Extracted data entries
· · · · · · ·

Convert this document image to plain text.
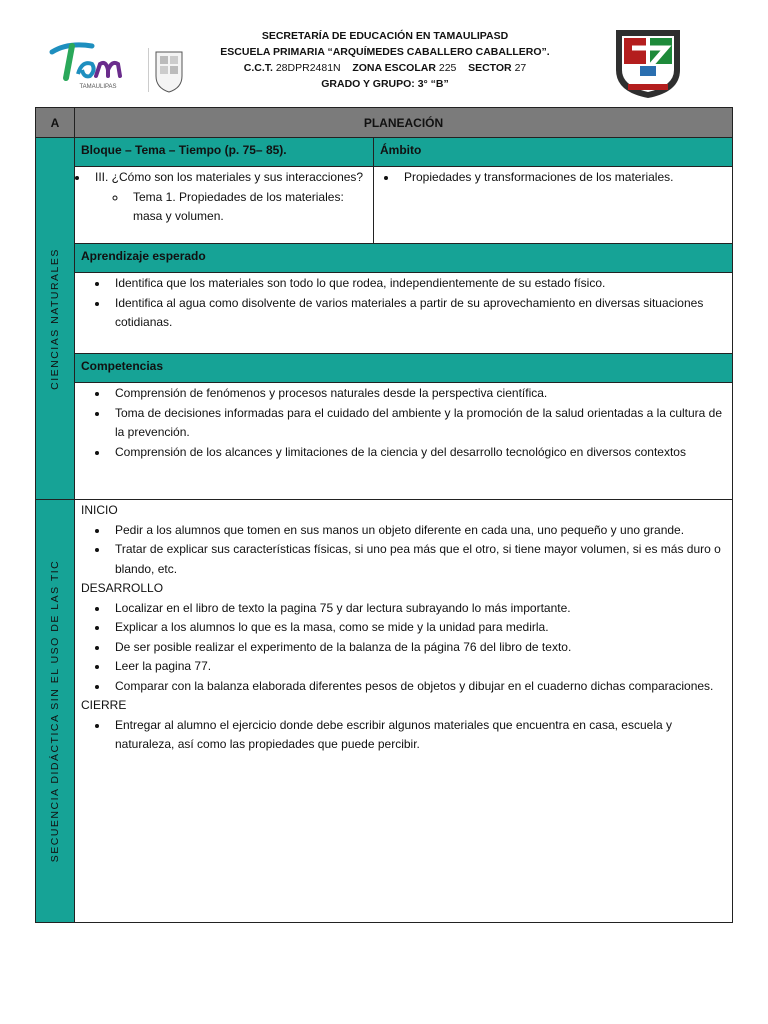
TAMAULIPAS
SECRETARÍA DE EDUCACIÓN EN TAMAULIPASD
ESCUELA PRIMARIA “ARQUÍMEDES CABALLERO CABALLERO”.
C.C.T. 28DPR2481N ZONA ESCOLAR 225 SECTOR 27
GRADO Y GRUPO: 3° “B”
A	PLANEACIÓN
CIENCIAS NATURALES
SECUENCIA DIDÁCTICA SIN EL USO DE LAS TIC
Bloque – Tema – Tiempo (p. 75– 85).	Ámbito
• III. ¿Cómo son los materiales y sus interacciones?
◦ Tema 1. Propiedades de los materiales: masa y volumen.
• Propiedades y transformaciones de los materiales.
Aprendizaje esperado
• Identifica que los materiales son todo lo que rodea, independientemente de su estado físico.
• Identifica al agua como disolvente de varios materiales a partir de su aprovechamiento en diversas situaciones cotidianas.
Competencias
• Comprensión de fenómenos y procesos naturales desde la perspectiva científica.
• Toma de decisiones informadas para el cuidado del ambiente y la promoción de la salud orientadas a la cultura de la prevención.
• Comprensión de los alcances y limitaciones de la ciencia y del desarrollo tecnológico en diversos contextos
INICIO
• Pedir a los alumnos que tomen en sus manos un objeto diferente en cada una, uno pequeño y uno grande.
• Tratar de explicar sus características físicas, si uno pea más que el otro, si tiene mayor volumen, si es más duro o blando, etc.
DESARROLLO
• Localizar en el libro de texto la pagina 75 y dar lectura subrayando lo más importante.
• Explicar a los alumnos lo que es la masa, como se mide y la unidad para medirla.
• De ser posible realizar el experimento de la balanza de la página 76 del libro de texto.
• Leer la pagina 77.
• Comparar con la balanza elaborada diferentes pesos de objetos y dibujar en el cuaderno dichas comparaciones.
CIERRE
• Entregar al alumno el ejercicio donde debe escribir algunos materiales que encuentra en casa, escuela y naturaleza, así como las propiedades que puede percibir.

· · · · · · ·

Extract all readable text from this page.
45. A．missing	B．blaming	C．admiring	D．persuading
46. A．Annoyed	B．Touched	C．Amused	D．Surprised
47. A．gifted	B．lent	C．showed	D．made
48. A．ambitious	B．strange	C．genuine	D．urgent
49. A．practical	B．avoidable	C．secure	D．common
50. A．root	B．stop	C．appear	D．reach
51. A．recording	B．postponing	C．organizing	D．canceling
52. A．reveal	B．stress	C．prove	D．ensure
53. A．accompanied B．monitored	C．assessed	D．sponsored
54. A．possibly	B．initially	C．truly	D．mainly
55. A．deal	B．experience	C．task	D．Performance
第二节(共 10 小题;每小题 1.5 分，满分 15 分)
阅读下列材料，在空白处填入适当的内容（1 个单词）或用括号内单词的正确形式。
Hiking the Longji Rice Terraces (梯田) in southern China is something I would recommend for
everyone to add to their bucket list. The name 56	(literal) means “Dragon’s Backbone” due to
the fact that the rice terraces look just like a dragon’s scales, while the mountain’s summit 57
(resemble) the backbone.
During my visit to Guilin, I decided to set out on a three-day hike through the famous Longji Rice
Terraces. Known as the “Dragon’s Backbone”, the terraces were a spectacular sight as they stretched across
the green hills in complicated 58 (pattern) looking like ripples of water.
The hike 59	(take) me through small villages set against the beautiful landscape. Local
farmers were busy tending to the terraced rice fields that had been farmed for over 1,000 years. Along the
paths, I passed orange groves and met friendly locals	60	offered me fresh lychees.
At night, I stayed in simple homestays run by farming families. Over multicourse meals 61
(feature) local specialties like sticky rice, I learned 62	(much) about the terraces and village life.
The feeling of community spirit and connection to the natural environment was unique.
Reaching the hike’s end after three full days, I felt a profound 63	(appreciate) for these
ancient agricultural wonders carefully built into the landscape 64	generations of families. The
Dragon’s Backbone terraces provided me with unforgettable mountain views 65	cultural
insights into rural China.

· · · · · · ·

WORK TO COMPLETE:
Look through the data above. Each line containing the word "como" needs to be copied.

RESPONSE BELOW:
• Identifica al agua como disolvente de varios materiales a partir de su aprovechamiento en diversas situaciones cotidianas.
• Explicar a los alumnos lo que es la masa, como se mide y la unidad para medirla.
• Entregar al alumno el ejercicio donde debe escribir algunos materiales que encuentra en casa, escuela y naturaleza, así como las propiedades que puede percibir.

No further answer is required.